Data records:
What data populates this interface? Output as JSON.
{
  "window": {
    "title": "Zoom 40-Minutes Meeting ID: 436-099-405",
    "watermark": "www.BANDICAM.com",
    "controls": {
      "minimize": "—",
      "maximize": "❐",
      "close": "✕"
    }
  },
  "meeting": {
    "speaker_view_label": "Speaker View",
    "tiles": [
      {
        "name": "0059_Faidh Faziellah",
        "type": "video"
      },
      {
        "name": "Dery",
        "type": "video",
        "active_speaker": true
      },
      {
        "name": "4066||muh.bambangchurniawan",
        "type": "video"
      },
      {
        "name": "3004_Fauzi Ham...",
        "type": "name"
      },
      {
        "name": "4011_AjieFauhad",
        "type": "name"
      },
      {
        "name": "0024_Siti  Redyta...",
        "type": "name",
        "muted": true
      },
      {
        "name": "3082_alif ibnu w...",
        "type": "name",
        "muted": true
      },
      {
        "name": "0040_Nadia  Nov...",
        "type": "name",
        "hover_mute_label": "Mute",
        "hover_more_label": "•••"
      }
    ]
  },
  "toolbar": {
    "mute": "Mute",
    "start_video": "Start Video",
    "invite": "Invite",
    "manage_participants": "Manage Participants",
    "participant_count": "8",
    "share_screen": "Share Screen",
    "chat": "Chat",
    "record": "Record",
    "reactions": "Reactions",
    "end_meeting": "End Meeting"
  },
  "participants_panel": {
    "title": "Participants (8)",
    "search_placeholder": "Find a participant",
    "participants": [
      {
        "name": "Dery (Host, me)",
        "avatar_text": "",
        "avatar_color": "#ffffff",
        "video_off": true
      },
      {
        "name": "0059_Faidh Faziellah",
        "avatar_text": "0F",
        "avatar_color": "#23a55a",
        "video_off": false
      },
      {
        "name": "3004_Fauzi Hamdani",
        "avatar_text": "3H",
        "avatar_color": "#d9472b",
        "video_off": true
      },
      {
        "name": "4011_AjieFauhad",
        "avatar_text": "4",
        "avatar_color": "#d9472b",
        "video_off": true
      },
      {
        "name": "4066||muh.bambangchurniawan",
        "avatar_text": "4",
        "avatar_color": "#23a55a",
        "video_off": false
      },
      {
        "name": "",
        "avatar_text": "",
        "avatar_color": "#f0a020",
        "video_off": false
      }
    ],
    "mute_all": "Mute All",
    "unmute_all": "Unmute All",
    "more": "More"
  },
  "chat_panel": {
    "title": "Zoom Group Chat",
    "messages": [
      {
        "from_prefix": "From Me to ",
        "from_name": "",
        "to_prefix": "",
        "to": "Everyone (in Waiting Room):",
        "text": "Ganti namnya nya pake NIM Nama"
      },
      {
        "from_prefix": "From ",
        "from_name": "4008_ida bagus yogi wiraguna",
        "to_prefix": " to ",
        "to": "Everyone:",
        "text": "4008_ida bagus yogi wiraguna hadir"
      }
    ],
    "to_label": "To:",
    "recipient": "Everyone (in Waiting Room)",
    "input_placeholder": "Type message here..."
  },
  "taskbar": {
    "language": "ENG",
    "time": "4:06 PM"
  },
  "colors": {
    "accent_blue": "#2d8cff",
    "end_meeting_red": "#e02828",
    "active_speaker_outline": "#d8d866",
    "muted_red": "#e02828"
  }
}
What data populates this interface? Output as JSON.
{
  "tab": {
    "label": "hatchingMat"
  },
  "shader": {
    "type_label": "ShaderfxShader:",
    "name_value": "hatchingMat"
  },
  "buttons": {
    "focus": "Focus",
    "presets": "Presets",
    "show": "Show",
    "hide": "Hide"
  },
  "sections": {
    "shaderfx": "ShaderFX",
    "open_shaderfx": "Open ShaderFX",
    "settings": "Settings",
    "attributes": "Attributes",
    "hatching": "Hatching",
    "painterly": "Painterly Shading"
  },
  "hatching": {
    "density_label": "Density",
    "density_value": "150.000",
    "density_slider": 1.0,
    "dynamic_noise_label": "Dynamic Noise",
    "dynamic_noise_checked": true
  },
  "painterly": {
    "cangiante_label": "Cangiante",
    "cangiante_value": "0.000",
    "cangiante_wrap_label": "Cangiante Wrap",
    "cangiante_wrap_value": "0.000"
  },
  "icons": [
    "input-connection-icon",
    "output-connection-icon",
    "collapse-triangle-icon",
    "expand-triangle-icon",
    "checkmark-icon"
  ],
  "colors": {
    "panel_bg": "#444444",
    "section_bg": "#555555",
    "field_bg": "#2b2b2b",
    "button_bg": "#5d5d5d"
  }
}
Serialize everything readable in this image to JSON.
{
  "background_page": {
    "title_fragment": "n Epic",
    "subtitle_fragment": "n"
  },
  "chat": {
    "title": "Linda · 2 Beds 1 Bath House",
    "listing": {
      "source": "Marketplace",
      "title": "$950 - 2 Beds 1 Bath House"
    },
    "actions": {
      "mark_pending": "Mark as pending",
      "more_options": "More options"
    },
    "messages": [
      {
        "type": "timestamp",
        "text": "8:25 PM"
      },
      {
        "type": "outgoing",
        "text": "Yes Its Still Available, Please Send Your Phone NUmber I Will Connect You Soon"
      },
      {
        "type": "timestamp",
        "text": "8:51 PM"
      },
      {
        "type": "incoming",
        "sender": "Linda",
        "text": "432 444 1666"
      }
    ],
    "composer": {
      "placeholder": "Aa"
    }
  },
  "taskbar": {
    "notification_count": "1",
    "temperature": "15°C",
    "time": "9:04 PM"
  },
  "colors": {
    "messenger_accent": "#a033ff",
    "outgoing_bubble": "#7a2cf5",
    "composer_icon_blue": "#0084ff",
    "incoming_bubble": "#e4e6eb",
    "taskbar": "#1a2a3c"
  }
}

Task goal
Print the whole listing again, exactly.

Expected answer
What data populates this interface? Output as JSON.
{
  "window": {
    "title": "Zoom 40-Minutes Meeting ID: 436-099-405",
    "watermark": "www.BANDICAM.com",
    "controls": {
      "minimize": "—",
      "maximize": "❐",
      "close": "✕"
    }
  },
  "meeting": {
    "speaker_view_label": "Speaker View",
    "tiles": [
      {
        "name": "0059_Faidh Faziellah",
        "type": "video"
      },
      {
        "name": "Dery",
        "type": "video",
        "active_speaker": true
      },
      {
        "name": "4066||muh.bambangchurniawan",
        "type": "video"
      },
      {
        "name": "3004_Fauzi Ham...",
        "type": "name"
      },
      {
        "name": "4011_AjieFauhad",
        "type": "name"
      },
      {
        "name": "0024_Siti  Redyta...",
        "type": "name",
        "muted": true
      },
      {
        "name": "3082_alif ibnu w...",
        "type": "name",
        "muted": true
      },
      {
        "name": "0040_Nadia  Nov...",
        "type": "name",
        "hover_mute_label": "Mute",
        "hover_more_label": "•••"
      }
    ]
  },
  "toolbar": {
    "mute": "Mute",
    "start_video": "Start Video",
    "invite": "Invite",
    "manage_participants": "Manage Participants",
    "participant_count": "8",
    "share_screen": "Share Screen",
    "chat": "Chat",
    "record": "Record",
    "reactions": "Reactions",
    "end_meeting": "End Meeting"
  },
  "participants_panel": {
    "title": "Participants (8)",
    "search_placeholder": "Find a participant",
    "participants": [
      {
        "name": "Dery (Host, me)",
        "avatar_text": "",
        "avatar_color": "#ffffff",
        "video_off": true
      },
      {
        "name": "0059_Faidh Faziellah",
        "avatar_text": "0F",
        "avatar_color": "#23a55a",
        "video_off": false
      },
      {
        "name": "3004_Fauzi Hamdani",
        "avatar_text": "3H",
        "avatar_color": "#d9472b",
        "video_off": true
      },
      {
        "name": "4011_AjieFauhad",
        "avatar_text": "4",
        "avatar_color": "#d9472b",
        "video_off": true
      },
      {
        "name": "4066||muh.bambangchurniawan",
        "avatar_text": "4",
        "avatar_color": "#23a55a",
        "video_off": false
      },
      {
        "name": "",
        "avatar_text": "",
        "avatar_color": "#f0a020",
        "video_off": false
      }
    ],
    "mute_all": "Mute All",
    "unmute_all": "Unmute All",
    "more": "More"
  },
  "chat_panel": {
    "title": "Zoom Group Chat",
    "messages": [
      {
        "from_prefix": "From Me to ",
        "from_name": "",
        "to_prefix": "",
        "to": "Everyone (in Waiting Room):",
        "text": "Ganti namnya nya pake NIM Nama"
      },
      {
        "from_prefix": "From ",
        "from_name": "4008_ida bagus yogi wiraguna",
        "to_prefix": " to ",
        "to": "Everyone:",
        "text": "4008_ida bagus yogi wiraguna hadir"
      }
    ],
    "to_label": "To:",
    "recipient": "Everyone (in Waiting Room)",
    "input_placeholder": "Type message here..."
  },
  "taskbar": {
    "language": "ENG",
    "time": "4:06 PM"
  },
  "colors": {
    "accent_blue": "#2d8cff",
    "end_meeting_red": "#e02828",
    "active_speaker_outline": "#d8d866",
    "muted_red": "#e02828"
  }
}
What data populates this interface? Output as JSON.
{
  "tab": {
    "label": "hatchingMat"
  },
  "shader": {
    "type_label": "ShaderfxShader:",
    "name_value": "hatchingMat"
  },
  "buttons": {
    "focus": "Focus",
    "presets": "Presets",
    "show": "Show",
    "hide": "Hide"
  },
  "sections": {
    "shaderfx": "ShaderFX",
    "open_shaderfx": "Open ShaderFX",
    "settings": "Settings",
    "attributes": "Attributes",
    "hatching": "Hatching",
    "painterly": "Painterly Shading"
  },
  "hatching": {
    "density_label": "Density",
    "density_value": "150.000",
    "density_slider": 1.0,
    "dynamic_noise_label": "Dynamic Noise",
    "dynamic_noise_checked": true
  },
  "painterly": {
    "cangiante_label": "Cangiante",
    "cangiante_value": "0.000",
    "cangiante_wrap_label": "Cangiante Wrap",
    "cangiante_wrap_value": "0.000"
  },
  "icons": [
    "input-connection-icon",
    "output-connection-icon",
    "collapse-triangle-icon",
    "expand-triangle-icon",
    "checkmark-icon"
  ],
  "colors": {
    "panel_bg": "#444444",
    "section_bg": "#555555",
    "field_bg": "#2b2b2b",
    "button_bg": "#5d5d5d"
  }
}
Serialize everything readable in this image to JSON.
{
  "background_page": {
    "title_fragment": "n Epic",
    "subtitle_fragment": "n"
  },
  "chat": {
    "title": "Linda · 2 Beds 1 Bath House",
    "listing": {
      "source": "Marketplace",
      "title": "$950 - 2 Beds 1 Bath House"
    },
    "actions": {
      "mark_pending": "Mark as pending",
      "more_options": "More options"
    },
    "messages": [
      {
        "type": "timestamp",
        "text": "8:25 PM"
      },
      {
        "type": "outgoing",
        "text": "Yes Its Still Available, Please Send Your Phone NUmber I Will Connect You Soon"
      },
      {
        "type": "timestamp",
        "text": "8:51 PM"
      },
      {
        "type": "incoming",
        "sender": "Linda",
        "text": "432 444 1666"
      }
    ],
    "composer": {
      "placeholder": "Aa"
    }
  },
  "taskbar": {
    "notification_count": "1",
    "temperature": "15°C",
    "time": "9:04 PM"
  },
  "colors": {
    "messenger_accent": "#a033ff",
    "outgoing_bubble": "#7a2cf5",
    "composer_icon_blue": "#0084ff",
    "incoming_bubble": "#e4e6eb",
    "taskbar": "#1a2a3c"
  }
}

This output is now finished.